**YOUR OBJECTIVE**: Reply only with how many lines contain the word "Toon".

**DATA PROVIDED**:
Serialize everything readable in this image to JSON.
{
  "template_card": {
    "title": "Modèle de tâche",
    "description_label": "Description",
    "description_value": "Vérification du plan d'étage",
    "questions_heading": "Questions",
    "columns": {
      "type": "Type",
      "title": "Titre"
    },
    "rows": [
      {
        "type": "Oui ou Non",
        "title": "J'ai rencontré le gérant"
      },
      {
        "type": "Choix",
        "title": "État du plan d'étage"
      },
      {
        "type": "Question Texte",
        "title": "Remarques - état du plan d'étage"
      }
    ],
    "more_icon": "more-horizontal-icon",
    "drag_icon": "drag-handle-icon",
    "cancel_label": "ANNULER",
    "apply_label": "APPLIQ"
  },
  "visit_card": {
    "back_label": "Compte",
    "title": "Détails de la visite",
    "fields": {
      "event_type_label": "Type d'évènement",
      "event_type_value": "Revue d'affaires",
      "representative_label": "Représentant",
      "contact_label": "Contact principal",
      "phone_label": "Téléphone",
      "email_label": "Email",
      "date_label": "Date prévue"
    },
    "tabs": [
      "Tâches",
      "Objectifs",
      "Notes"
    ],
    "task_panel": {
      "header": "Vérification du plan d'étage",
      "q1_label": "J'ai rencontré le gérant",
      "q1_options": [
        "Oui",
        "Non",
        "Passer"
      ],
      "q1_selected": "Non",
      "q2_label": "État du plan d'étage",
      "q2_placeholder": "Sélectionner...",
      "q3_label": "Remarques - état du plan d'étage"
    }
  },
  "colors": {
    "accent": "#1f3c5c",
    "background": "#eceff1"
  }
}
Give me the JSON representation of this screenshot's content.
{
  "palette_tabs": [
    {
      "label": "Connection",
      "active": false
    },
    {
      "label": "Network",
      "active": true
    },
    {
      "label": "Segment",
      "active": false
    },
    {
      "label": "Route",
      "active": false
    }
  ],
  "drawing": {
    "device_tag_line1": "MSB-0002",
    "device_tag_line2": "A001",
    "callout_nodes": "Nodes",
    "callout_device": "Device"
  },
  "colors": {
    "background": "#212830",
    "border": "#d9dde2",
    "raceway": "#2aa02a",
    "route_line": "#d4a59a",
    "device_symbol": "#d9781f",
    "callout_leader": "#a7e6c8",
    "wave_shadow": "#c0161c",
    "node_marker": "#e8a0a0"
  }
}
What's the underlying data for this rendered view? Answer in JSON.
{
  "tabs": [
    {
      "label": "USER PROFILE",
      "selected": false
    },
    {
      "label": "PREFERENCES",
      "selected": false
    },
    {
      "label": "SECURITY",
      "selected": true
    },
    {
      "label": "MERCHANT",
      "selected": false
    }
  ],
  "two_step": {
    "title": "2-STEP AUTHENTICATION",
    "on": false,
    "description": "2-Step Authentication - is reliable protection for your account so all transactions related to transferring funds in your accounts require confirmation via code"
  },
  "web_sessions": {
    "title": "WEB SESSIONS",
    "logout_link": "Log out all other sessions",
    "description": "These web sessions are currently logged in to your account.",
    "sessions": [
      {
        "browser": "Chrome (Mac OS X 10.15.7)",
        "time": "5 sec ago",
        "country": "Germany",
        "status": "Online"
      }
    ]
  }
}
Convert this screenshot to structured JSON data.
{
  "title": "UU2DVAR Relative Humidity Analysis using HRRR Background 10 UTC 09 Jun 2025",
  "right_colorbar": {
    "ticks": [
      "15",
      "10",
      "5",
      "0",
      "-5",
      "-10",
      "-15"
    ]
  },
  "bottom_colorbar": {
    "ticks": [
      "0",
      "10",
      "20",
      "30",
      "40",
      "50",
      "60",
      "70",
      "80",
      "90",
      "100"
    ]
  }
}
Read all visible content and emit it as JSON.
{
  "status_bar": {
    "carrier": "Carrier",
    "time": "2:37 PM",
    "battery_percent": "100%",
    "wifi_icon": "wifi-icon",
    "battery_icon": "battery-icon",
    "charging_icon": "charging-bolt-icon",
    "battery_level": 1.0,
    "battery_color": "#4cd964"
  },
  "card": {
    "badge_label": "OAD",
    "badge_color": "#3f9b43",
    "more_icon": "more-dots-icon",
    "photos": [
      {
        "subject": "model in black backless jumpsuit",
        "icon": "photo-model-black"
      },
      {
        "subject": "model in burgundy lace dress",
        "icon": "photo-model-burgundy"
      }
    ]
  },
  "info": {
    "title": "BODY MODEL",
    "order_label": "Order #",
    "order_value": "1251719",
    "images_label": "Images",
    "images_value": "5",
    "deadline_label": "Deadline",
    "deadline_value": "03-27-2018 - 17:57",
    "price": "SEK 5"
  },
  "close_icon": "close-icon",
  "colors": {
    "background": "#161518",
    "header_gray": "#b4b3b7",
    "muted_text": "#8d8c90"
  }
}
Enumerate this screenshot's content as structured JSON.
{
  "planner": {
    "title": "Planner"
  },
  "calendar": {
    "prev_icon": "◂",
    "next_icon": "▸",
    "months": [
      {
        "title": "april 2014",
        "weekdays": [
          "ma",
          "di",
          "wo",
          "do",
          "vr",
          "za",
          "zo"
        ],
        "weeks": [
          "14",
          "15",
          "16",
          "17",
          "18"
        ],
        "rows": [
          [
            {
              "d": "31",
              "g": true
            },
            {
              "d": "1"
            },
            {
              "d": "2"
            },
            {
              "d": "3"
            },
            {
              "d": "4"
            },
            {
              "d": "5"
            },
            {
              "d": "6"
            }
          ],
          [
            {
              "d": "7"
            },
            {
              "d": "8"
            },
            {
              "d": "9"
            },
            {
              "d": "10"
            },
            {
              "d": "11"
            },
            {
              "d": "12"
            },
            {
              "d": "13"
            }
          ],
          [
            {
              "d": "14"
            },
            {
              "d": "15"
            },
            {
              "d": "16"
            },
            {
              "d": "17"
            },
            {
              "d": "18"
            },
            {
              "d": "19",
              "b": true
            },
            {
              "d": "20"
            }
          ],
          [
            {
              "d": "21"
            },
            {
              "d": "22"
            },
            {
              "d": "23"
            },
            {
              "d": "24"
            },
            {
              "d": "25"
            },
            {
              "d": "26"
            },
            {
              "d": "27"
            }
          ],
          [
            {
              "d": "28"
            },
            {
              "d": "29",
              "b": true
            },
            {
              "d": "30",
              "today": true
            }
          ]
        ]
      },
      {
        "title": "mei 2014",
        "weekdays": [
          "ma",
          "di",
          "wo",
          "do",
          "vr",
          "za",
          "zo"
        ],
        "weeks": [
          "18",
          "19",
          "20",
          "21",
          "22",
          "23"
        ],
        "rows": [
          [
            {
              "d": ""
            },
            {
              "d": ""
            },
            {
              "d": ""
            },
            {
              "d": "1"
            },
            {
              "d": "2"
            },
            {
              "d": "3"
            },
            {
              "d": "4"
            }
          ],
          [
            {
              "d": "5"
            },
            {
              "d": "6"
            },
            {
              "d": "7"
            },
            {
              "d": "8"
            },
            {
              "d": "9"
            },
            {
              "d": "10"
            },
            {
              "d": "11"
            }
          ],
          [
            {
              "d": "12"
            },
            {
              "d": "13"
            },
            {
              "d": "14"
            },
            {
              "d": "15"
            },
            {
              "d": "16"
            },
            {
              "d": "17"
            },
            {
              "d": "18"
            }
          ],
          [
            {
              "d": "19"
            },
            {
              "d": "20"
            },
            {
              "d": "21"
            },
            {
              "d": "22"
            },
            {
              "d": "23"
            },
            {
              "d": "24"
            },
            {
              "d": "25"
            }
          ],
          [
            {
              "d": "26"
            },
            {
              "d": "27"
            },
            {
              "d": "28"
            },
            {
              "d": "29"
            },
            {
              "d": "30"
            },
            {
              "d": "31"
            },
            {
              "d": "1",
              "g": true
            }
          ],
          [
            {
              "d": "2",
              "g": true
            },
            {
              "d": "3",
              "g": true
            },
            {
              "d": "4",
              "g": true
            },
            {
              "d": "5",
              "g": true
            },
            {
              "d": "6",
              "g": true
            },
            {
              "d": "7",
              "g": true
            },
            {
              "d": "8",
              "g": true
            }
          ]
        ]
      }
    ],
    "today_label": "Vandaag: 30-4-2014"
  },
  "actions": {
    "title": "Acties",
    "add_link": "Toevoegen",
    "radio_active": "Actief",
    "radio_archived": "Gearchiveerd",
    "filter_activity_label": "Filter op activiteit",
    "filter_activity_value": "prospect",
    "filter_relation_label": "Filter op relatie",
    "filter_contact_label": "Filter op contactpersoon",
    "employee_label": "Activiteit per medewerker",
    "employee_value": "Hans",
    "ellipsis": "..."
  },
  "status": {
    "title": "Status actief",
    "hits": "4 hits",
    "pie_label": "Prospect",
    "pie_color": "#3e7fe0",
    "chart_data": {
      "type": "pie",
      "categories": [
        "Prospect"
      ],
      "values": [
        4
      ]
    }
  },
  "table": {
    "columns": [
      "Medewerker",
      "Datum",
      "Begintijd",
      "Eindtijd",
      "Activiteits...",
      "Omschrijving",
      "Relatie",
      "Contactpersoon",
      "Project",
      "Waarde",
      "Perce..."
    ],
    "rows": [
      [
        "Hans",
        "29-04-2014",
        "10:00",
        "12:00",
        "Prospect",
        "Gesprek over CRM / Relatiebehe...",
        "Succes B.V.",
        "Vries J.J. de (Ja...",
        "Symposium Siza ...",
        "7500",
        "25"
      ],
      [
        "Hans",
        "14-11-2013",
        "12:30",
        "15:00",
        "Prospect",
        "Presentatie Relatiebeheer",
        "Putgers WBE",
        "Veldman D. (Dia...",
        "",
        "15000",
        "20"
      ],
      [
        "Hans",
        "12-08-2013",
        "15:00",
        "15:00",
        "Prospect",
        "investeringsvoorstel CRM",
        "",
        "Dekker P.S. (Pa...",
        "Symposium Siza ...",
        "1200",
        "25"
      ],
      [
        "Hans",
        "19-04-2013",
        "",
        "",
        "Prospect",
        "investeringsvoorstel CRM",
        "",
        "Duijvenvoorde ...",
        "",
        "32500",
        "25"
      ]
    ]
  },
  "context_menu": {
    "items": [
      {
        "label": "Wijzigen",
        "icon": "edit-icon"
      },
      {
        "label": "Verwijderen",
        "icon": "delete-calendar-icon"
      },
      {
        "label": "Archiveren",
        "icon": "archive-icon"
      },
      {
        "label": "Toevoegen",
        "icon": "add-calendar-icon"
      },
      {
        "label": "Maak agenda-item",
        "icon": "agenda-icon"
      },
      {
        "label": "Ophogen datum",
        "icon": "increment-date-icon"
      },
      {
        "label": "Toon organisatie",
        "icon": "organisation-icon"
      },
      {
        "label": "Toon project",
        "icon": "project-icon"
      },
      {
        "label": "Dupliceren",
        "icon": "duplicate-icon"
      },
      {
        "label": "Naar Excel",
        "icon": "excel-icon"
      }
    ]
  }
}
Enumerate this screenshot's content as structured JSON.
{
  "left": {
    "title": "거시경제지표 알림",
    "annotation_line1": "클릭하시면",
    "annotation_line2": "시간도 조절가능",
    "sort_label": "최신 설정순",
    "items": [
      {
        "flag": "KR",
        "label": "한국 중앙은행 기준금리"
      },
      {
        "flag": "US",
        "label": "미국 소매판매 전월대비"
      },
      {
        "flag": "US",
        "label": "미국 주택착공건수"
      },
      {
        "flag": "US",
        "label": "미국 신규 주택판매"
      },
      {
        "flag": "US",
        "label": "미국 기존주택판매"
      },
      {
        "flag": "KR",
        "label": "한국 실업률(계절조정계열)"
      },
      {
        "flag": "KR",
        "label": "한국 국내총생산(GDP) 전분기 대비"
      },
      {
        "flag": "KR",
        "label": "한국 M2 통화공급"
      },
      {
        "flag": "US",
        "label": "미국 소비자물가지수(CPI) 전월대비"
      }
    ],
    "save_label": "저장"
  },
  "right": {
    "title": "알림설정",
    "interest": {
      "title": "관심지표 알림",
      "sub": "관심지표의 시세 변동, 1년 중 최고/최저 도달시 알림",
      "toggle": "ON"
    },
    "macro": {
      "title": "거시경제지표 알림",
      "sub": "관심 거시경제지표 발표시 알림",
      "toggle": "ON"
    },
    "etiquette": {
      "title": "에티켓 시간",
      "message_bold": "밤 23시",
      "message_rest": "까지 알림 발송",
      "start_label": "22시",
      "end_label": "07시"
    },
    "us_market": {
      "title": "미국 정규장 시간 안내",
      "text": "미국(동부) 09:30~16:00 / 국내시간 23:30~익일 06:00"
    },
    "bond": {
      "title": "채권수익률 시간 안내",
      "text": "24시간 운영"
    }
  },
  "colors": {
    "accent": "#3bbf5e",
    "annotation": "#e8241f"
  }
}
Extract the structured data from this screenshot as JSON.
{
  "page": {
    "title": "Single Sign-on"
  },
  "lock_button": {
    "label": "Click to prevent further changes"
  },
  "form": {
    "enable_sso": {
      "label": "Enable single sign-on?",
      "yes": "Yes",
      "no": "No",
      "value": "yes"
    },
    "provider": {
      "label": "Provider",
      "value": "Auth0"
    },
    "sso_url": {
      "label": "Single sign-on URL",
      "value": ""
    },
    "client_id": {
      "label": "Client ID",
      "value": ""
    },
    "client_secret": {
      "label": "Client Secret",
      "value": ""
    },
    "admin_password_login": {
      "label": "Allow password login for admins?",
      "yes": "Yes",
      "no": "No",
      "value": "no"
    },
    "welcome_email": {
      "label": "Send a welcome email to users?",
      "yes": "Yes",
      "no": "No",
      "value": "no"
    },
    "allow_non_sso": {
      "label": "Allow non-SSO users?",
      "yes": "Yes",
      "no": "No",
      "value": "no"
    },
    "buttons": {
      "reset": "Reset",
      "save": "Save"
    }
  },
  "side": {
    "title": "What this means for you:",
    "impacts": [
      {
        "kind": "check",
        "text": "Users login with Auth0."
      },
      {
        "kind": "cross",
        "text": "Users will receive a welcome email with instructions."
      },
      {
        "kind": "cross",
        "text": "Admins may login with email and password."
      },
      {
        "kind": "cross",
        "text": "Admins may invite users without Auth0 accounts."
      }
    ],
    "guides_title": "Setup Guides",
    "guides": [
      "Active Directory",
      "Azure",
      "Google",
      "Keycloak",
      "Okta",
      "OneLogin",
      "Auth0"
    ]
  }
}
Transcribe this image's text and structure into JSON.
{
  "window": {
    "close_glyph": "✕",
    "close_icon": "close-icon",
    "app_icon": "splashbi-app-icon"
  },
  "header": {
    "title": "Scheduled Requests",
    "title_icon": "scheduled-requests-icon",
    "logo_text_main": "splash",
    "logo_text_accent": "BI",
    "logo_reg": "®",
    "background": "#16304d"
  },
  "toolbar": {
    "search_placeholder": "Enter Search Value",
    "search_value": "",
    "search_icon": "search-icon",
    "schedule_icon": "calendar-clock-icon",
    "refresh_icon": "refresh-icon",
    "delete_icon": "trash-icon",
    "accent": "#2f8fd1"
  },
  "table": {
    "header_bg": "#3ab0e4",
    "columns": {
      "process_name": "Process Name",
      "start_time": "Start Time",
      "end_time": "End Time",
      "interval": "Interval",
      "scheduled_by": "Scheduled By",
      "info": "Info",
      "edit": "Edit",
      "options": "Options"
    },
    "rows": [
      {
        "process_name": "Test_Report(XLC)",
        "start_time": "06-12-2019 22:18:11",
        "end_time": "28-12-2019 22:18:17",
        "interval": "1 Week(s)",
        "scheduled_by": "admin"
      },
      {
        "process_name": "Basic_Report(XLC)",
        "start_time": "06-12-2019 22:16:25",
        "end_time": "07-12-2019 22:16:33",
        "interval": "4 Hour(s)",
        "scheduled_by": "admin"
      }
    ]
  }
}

**RESULT**: 2